**PROBLEM TO WORK ON**
All entries are to be quoted exactly; the images stay out of the copy.

EXERCISE MATERIALS start

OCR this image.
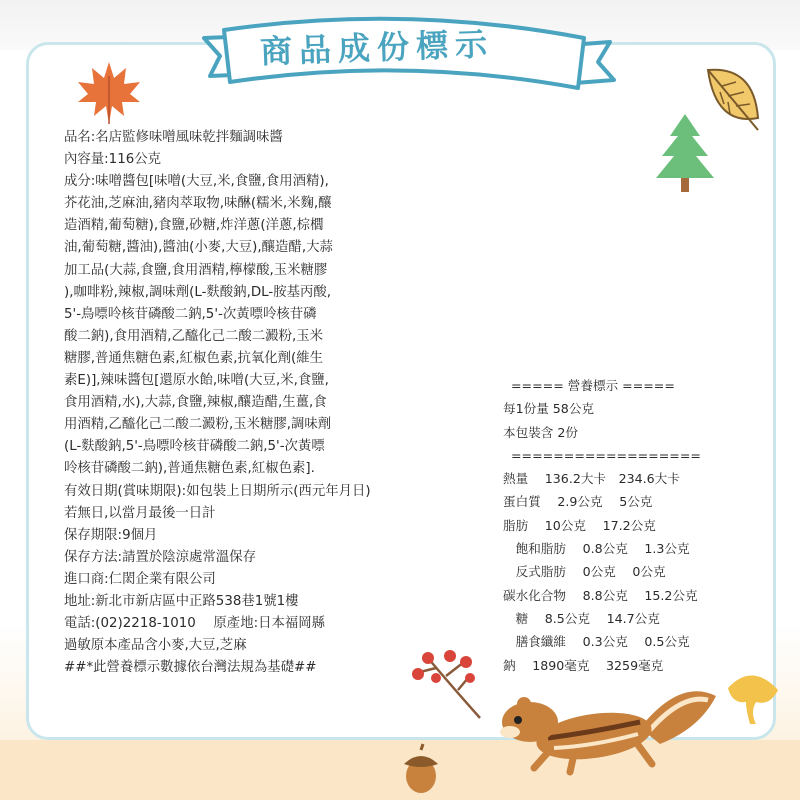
商品成份標示
品名:名店監修味噌風味乾拌麵調味醬
內容量:116公克
成分:味噌醬包[味噌(大豆,米,食鹽,食用酒精),
芥花油,芝麻油,豬肉萃取物,味醂(糯米,米麴,釀
造酒精,葡萄糖),食鹽,砂糖,炸洋蔥(洋蔥,棕櫚
油,葡萄糖,醬油),醬油(小麥,大豆),釀造醋,大蒜
加工品(大蒜,食鹽,食用酒精,檸檬酸,玉米糖膠
),咖啡粉,辣椒,調味劑(L-麩酸鈉,DL-胺基丙酸,
5'-鳥嘌呤核苷磷酸二鈉,5'-次黃嘌呤核苷磷
酸二鈉),食用酒精,乙醯化己二酸二澱粉,玉米
糖膠,普通焦糖色素,紅椒色素,抗氧化劑(維生
素E)],辣味醬包[還原水飴,味噌(大豆,米,食鹽,
食用酒精,水),大蒜,食鹽,辣椒,釀造醋,生薑,食
用酒精,乙醯化己二酸二澱粉,玉米糖膠,調味劑
(L-麩酸鈉,5'-鳥嘌呤核苷磷酸二鈉,5'-次黃嘌
呤核苷磷酸二鈉),普通焦糖色素,紅椒色素].
有效日期(賞味期限):如包裝上日期所示(西元年月日)
若無日,以當月最後一日計
保存期限:9個月
保存方法:請置於陰涼處常溫保存
進口商:仁閎企業有限公司
地址:新北市新店區中正路538巷1號1樓
電話:(02)2218-1010　 原產地:日本福岡縣
過敏原本產品含小麥,大豆,芝麻
##*此營養標示數據依台灣法規為基礎##
===== 營養標示 =====
每1份量 58公克
本包裝含 2份
==================
熱量　 136.2大卡　234.6大卡
蛋白質　 2.9公克　 5公克
脂肪　 10公克　 17.2公克
　飽和脂肪　 0.8公克　 1.3公克
　反式脂肪　 0公克　 0公克
碳水化合物　 8.8公克　 15.2公克
　糖　 8.5公克　 14.7公克
　膳食纖維　 0.3公克　 0.5公克
鈉　 1890毫克　 3259毫克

EXERCISE MATERIALS end

**OUTPUT**
OCR this image.
商品成份標示
品名:名店監修味噌風味乾拌麵調味醬
內容量:116公克
成分:味噌醬包[味噌(大豆,米,食鹽,食用酒精),
芥花油,芝麻油,豬肉萃取物,味醂(糯米,米麴,釀
造酒精,葡萄糖),食鹽,砂糖,炸洋蔥(洋蔥,棕櫚
油,葡萄糖,醬油),醬油(小麥,大豆),釀造醋,大蒜
加工品(大蒜,食鹽,食用酒精,檸檬酸,玉米糖膠
),咖啡粉,辣椒,調味劑(L-麩酸鈉,DL-胺基丙酸,
5'-鳥嘌呤核苷磷酸二鈉,5'-次黃嘌呤核苷磷
酸二鈉),食用酒精,乙醯化己二酸二澱粉,玉米
糖膠,普通焦糖色素,紅椒色素,抗氧化劑(維生
素E)],辣味醬包[還原水飴,味噌(大豆,米,食鹽,
食用酒精,水),大蒜,食鹽,辣椒,釀造醋,生薑,食
用酒精,乙醯化己二酸二澱粉,玉米糖膠,調味劑
(L-麩酸鈉,5'-鳥嘌呤核苷磷酸二鈉,5'-次黃嘌
呤核苷磷酸二鈉),普通焦糖色素,紅椒色素].
有效日期(賞味期限):如包裝上日期所示(西元年月日)
若無日,以當月最後一日計
保存期限:9個月
保存方法:請置於陰涼處常溫保存
進口商:仁閎企業有限公司
地址:新北市新店區中正路538巷1號1樓
電話:(02)2218-1010　 原產地:日本福岡縣
過敏原本產品含小麥,大豆,芝麻
##*此營養標示數據依台灣法規為基礎##
===== 營養標示 =====
每1份量 58公克
本包裝含 2份
==================
熱量　 136.2大卡　234.6大卡
蛋白質　 2.9公克　 5公克
脂肪　 10公克　 17.2公克
　飽和脂肪　 0.8公克　 1.3公克
　反式脂肪　 0公克　 0公克
碳水化合物　 8.8公克　 15.2公克
　糖　 8.5公克　 14.7公克
　膳食纖維　 0.3公克　 0.5公克
鈉　 1890毫克　 3259毫克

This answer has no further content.